## Excerpted text:
BOB'S BONUS: Computer and Internet issues notwithstanding, our man on the spot in the USA, BOB CRAVEN, is back with a double-dose of weekend reading, tipped off with what turned into a globaly phenomenon, the 3-Point battle between Steph Curry and Sabrina Ionescu.

THE absolute highlight of this year's NBA's All-Star Game weekend was the historic first ever 3-point shooting contest between an NBA player and a WNBA player - in this case, Steph Curry of the Warriors and Sabrina Ionescu of the NY Liberty - yesterday.

After Ionescu's record run last year in winning the WNBA 3-point contest, Curry-Ionescu was the logical next step, and it was hyped to the moon and back.

It was exciting too and captured the imagination worldwide.

In the end, Curry came from behind to win it, 29-26, but Ionescu's 26 still matched the highest tally in the actual men's 3-point Shoot-out!

To say the contest, and the spirit in which it was played, was a monumental success, would be an understatement.

CAITLIN Clark, the phenomenal guard for the U. of Iowa, has become the face of women's college basketball here in the US this year, and until recently, the focus was on her chasing down the all-time NCAA women's scoring record held by former U. of Washington great, Kelsey Plum, who had to score 57 points in her final game to set the record.

## The tasks:
(1) In the piece on the Curry–Ionescu shootout, who won the contest and by what score?
(2) Pick up the basketball column right after its last sentence and carry it on.
None of the material after this point is needed.

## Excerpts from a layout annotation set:
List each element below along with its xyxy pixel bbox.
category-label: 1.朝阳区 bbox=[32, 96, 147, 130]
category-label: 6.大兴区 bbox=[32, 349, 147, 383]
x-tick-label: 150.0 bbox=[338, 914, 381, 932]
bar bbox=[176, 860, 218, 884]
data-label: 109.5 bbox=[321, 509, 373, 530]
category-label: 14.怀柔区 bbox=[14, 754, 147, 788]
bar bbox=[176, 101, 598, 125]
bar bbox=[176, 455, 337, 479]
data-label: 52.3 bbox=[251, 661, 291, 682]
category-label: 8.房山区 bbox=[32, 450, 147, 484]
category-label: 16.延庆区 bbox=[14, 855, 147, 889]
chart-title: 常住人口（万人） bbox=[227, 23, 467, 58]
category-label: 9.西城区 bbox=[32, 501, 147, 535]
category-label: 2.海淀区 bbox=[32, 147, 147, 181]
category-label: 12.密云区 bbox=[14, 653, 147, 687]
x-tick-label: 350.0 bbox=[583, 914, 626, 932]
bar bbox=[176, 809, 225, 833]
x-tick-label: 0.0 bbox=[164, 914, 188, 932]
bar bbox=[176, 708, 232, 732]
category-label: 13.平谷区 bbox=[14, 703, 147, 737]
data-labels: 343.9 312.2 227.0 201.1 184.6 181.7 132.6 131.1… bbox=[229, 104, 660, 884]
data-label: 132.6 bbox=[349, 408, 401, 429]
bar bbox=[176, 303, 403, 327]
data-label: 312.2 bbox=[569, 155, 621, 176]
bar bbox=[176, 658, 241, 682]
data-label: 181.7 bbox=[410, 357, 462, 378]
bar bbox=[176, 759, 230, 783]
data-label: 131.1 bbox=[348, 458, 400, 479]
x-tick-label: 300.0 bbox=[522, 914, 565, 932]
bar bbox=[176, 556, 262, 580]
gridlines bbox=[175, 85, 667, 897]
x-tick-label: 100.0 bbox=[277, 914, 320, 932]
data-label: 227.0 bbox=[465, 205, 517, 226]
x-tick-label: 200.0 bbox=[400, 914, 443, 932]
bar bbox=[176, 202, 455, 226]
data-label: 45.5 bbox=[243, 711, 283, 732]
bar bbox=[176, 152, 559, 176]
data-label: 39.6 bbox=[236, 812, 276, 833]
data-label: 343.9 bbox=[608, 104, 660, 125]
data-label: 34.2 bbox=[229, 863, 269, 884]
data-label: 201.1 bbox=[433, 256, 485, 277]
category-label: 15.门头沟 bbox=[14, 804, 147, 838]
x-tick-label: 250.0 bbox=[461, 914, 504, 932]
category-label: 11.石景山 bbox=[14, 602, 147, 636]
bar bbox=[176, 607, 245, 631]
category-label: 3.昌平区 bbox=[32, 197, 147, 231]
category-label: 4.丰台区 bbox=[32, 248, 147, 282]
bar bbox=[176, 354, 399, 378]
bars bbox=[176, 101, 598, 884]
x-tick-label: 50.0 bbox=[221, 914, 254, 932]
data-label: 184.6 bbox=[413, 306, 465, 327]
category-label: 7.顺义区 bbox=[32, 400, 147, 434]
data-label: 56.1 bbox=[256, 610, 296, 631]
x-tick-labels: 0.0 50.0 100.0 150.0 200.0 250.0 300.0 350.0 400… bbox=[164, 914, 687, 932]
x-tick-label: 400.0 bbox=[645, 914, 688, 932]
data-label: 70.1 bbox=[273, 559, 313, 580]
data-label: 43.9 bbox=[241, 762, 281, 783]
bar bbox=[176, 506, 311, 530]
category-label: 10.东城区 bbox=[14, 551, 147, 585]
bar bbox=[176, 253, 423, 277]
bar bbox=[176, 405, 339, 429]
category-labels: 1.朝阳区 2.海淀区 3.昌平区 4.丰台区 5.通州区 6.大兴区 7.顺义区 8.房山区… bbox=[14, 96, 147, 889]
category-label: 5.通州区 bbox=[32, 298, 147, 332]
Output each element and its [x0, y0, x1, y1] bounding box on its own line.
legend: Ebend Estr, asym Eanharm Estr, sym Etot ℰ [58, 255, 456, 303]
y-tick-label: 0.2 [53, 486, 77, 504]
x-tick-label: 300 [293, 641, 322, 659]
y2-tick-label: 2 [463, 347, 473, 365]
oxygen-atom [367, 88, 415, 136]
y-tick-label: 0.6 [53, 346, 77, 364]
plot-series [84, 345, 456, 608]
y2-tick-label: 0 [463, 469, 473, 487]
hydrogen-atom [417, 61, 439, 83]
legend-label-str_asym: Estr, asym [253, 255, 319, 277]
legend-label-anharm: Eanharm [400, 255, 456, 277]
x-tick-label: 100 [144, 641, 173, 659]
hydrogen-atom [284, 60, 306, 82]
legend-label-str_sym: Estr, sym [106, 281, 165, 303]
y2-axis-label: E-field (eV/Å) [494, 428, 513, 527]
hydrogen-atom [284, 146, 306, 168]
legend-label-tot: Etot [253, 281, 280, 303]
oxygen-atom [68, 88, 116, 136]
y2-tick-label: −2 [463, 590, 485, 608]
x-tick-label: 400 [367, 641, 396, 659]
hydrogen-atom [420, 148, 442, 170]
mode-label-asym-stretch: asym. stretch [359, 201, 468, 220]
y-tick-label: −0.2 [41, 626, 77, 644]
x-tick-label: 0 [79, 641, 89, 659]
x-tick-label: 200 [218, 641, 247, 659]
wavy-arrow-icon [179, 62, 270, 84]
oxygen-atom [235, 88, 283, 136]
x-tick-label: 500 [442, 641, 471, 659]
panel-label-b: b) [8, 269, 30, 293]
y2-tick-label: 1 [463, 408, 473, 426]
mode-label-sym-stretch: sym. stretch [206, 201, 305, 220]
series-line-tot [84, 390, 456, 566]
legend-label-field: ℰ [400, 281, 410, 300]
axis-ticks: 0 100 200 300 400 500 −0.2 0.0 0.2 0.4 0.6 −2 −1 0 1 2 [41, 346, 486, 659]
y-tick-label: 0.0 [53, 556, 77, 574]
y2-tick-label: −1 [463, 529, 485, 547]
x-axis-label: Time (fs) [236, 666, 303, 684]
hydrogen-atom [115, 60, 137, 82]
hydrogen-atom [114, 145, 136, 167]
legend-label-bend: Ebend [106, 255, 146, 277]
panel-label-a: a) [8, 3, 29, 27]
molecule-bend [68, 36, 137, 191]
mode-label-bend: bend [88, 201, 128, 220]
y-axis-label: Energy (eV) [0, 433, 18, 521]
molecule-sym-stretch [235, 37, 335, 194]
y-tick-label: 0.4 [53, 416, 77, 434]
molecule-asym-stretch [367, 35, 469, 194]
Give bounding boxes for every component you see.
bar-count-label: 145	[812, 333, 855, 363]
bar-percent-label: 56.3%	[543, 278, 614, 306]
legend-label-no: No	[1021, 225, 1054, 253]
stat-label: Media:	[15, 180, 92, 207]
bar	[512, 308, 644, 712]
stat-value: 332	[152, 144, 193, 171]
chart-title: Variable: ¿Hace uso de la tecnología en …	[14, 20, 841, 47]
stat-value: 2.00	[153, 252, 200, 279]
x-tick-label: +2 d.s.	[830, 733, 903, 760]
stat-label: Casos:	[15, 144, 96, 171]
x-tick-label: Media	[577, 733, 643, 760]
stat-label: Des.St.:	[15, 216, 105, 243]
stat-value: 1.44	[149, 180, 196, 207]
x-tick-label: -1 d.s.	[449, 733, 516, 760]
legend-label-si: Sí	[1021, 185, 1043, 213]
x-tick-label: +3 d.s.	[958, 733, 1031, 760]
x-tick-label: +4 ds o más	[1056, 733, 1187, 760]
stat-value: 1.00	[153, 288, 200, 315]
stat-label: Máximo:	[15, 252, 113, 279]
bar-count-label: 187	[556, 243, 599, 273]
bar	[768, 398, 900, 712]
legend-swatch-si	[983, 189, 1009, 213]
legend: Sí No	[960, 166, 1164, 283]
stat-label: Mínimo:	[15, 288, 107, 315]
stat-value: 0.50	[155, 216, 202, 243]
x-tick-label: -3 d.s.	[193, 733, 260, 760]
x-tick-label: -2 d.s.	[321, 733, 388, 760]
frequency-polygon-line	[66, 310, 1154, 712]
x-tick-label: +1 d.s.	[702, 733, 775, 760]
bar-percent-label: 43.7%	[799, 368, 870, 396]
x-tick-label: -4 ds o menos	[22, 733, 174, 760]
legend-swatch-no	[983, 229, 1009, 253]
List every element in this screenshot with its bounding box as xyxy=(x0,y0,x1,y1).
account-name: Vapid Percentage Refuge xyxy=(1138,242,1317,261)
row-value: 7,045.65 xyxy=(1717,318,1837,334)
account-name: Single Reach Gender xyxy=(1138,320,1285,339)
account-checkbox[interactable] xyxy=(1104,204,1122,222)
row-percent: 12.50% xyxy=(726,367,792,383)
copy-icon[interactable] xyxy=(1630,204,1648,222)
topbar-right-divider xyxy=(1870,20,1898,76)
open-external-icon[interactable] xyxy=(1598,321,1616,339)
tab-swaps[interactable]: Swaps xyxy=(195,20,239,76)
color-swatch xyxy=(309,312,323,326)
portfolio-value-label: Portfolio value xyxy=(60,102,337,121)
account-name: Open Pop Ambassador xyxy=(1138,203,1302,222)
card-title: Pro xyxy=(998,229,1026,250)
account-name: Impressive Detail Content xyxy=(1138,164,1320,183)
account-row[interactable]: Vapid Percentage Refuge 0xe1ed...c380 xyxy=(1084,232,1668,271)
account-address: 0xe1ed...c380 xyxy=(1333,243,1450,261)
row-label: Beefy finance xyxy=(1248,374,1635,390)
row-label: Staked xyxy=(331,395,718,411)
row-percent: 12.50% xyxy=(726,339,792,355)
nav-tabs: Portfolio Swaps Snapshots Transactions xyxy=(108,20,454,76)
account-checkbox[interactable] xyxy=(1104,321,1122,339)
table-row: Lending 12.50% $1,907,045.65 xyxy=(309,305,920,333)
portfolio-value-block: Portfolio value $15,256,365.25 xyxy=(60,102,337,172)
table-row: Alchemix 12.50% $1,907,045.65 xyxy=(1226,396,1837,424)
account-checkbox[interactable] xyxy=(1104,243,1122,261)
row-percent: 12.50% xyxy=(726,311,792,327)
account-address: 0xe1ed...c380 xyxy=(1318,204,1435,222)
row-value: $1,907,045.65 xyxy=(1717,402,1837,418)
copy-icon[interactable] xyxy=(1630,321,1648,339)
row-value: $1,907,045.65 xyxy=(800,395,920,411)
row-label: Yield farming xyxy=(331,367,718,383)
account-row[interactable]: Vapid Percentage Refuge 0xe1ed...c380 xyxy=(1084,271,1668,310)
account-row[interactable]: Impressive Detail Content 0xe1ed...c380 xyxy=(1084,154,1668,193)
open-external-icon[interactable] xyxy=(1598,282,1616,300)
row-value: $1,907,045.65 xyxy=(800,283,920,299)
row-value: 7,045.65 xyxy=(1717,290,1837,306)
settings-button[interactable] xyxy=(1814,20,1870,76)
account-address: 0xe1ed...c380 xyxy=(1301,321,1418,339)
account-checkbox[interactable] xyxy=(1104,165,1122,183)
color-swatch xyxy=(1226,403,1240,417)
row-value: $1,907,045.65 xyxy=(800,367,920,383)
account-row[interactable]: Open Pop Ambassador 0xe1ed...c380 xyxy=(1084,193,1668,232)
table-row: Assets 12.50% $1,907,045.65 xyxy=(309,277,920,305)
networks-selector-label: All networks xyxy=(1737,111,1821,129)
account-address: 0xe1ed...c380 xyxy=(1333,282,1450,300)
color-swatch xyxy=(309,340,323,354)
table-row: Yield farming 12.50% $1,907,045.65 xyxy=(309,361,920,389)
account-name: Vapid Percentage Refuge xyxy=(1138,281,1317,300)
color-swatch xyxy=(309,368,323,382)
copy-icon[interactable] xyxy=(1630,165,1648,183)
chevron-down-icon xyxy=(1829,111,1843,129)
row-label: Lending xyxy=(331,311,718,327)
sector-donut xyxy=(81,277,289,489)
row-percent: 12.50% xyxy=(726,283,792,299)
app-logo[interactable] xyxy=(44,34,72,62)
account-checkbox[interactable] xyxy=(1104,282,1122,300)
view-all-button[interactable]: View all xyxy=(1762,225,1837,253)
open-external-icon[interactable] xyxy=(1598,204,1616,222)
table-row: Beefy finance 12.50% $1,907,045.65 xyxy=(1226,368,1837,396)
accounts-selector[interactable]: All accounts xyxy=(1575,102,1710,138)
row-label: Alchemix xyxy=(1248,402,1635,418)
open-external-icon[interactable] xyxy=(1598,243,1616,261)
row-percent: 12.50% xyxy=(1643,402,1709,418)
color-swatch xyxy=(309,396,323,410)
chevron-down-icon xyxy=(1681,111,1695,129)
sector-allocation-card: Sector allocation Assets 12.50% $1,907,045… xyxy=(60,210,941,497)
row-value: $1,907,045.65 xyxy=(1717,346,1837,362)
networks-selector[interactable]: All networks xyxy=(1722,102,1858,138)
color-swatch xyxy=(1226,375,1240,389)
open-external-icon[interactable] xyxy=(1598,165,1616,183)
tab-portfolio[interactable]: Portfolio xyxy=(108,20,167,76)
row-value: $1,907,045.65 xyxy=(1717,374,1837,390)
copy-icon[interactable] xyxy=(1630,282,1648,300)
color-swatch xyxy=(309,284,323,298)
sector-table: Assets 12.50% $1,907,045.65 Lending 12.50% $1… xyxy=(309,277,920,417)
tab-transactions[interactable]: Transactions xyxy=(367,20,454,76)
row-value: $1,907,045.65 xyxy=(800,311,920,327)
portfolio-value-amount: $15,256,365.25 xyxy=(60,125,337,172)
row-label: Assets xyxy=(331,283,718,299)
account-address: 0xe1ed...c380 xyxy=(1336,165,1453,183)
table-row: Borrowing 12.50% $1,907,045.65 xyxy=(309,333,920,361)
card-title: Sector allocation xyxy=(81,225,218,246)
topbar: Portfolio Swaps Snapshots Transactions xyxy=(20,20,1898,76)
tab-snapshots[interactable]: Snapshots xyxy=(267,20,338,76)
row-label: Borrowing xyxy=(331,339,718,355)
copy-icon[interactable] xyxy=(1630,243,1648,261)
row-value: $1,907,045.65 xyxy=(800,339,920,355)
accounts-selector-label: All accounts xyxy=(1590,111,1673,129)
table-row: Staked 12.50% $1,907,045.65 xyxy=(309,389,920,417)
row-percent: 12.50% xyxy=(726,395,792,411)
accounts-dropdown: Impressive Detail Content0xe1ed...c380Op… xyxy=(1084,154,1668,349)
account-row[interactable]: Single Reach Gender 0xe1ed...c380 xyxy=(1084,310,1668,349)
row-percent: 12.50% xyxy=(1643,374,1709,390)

## Solved tasks:
(1) Steph Curry won, 29-26.

(2)
Plum is now a star for the WNBA champion Las Vegas Aces.  Clark recently passed Plum's record by sinking a 3-pointer from near the logo about 11 metres and just left of centre.  She ended up scoring a school record 49 points in that game.

Interestingly, even though she's now the leading women's scorer in NCAA history, she's not the No.1 scorer in women's college basketball.

That record still belongs to Lynette Woodward, who starred for Kansas in the late-1970s and early-1980s.  She played at a time when women's college basketball had its own governing body, the AIAW (Intercollegiate Athletics for Women).

At the time, the NCAA was fighting to exclude women's sports and, even after Congress passed Title IX, the federal law banning discrimination in education, the NCAA even sued to challenge its legality. The challenge was summarily dismissed.

The NCAA eventually forced the AIAW out of business and Woodward went on to become the first female Harlem Globetrotter.

Clark will surpass Woodward's mark in the next couple of weeks.  After that comes the men's all-time leading scorer, Pistol Pete Maravich, whose record is also probably within her reach, though possibly with an asterisk.

The Pistol is a bit more than 100 points ahead of Clark, but he was only allowed three years of varsity play back in the day, and there was no 3-point line then, either (ditto for Woodward).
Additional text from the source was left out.